------ Records shown

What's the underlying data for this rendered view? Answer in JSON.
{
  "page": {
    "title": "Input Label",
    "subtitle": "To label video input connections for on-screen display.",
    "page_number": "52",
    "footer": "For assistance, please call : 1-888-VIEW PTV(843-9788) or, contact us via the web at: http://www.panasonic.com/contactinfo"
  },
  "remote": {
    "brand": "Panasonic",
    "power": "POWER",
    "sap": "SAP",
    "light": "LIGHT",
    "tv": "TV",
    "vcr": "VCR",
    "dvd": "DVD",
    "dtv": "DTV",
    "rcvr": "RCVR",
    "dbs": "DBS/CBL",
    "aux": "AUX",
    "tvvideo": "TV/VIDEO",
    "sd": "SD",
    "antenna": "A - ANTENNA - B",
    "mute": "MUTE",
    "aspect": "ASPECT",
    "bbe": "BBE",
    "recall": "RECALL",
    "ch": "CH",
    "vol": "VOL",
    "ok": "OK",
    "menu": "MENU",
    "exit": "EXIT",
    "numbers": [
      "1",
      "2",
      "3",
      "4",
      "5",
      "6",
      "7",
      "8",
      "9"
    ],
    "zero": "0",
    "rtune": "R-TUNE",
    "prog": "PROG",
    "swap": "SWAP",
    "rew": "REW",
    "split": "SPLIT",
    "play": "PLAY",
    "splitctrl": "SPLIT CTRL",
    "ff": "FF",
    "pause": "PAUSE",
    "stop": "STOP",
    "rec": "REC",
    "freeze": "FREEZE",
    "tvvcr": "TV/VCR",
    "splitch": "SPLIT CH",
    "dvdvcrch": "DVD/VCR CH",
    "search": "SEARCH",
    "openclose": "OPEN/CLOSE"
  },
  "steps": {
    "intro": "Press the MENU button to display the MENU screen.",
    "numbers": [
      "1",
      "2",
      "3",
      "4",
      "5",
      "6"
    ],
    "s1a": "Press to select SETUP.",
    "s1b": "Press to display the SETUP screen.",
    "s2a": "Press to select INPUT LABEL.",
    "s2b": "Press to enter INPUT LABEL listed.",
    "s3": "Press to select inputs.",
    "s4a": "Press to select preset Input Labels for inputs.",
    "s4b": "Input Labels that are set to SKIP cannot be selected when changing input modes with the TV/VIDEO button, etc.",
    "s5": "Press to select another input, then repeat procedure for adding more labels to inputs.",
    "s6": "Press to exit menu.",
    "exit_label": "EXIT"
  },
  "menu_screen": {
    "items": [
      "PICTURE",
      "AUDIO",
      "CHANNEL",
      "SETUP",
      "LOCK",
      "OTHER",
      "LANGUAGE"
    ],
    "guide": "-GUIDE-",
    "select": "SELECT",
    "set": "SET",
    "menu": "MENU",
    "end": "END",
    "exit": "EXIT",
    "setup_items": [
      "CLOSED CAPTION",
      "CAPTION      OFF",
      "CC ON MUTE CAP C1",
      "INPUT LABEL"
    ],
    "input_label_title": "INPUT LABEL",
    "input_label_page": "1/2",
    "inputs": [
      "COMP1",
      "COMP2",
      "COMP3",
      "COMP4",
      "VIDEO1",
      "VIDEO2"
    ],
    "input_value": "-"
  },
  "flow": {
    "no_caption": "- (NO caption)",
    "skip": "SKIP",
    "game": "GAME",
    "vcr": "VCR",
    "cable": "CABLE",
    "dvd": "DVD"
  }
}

------------

→ Given exercise: Please copy out each record, character for character.

→ Answer to the problem:
What's the underlying data for this rendered view? Answer in JSON.
{
  "page": {
    "title": "Input Label",
    "subtitle": "To label video input connections for on-screen display.",
    "page_number": "52",
    "footer": "For assistance, please call : 1-888-VIEW PTV(843-9788) or, contact us via the web at: http://www.panasonic.com/contactinfo"
  },
  "remote": {
    "brand": "Panasonic",
    "power": "POWER",
    "sap": "SAP",
    "light": "LIGHT",
    "tv": "TV",
    "vcr": "VCR",
    "dvd": "DVD",
    "dtv": "DTV",
    "rcvr": "RCVR",
    "dbs": "DBS/CBL",
    "aux": "AUX",
    "tvvideo": "TV/VIDEO",
    "sd": "SD",
    "antenna": "A - ANTENNA - B",
    "mute": "MUTE",
    "aspect": "ASPECT",
    "bbe": "BBE",
    "recall": "RECALL",
    "ch": "CH",
    "vol": "VOL",
    "ok": "OK",
    "menu": "MENU",
    "exit": "EXIT",
    "numbers": [
      "1",
      "2",
      "3",
      "4",
      "5",
      "6",
      "7",
      "8",
      "9"
    ],
    "zero": "0",
    "rtune": "R-TUNE",
    "prog": "PROG",
    "swap": "SWAP",
    "rew": "REW",
    "split": "SPLIT",
    "play": "PLAY",
    "splitctrl": "SPLIT CTRL",
    "ff": "FF",
    "pause": "PAUSE",
    "stop": "STOP",
    "rec": "REC",
    "freeze": "FREEZE",
    "tvvcr": "TV/VCR",
    "splitch": "SPLIT CH",
    "dvdvcrch": "DVD/VCR CH",
    "search": "SEARCH",
    "openclose": "OPEN/CLOSE"
  },
  "steps": {
    "intro": "Press the MENU button to display the MENU screen.",
    "numbers": [
      "1",
      "2",
      "3",
      "4",
      "5",
      "6"
    ],
    "s1a": "Press to select SETUP.",
    "s1b": "Press to display the SETUP screen.",
    "s2a": "Press to select INPUT LABEL.",
    "s2b": "Press to enter INPUT LABEL listed.",
    "s3": "Press to select inputs.",
    "s4a": "Press to select preset Input Labels for inputs.",
    "s4b": "Input Labels that are set to SKIP cannot be selected when changing input modes with the TV/VIDEO button, etc.",
    "s5": "Press to select another input, then repeat procedure for adding more labels to inputs.",
    "s6": "Press to exit menu.",
    "exit_label": "EXIT"
  },
  "menu_screen": {
    "items": [
      "PICTURE",
      "AUDIO",
      "CHANNEL",
      "SETUP",
      "LOCK",
      "OTHER",
      "LANGUAGE"
    ],
    "guide": "-GUIDE-",
    "select": "SELECT",
    "set": "SET",
    "menu": "MENU",
    "end": "END",
    "exit": "EXIT",
    "setup_items": [
      "CLOSED CAPTION",
      "CAPTION      OFF",
      "CC ON MUTE CAP C1",
      "INPUT LABEL"
    ],
    "input_label_title": "INPUT LABEL",
    "input_label_page": "1/2",
    "inputs": [
      "COMP1",
      "COMP2",
      "COMP3",
      "COMP4",
      "VIDEO1",
      "VIDEO2"
    ],
    "input_value": "-"
  },
  "flow": {
    "no_caption": "- (NO caption)",
    "skip": "SKIP",
    "game": "GAME",
    "vcr": "VCR",
    "cable": "CABLE",
    "dvd": "DVD"
  }
}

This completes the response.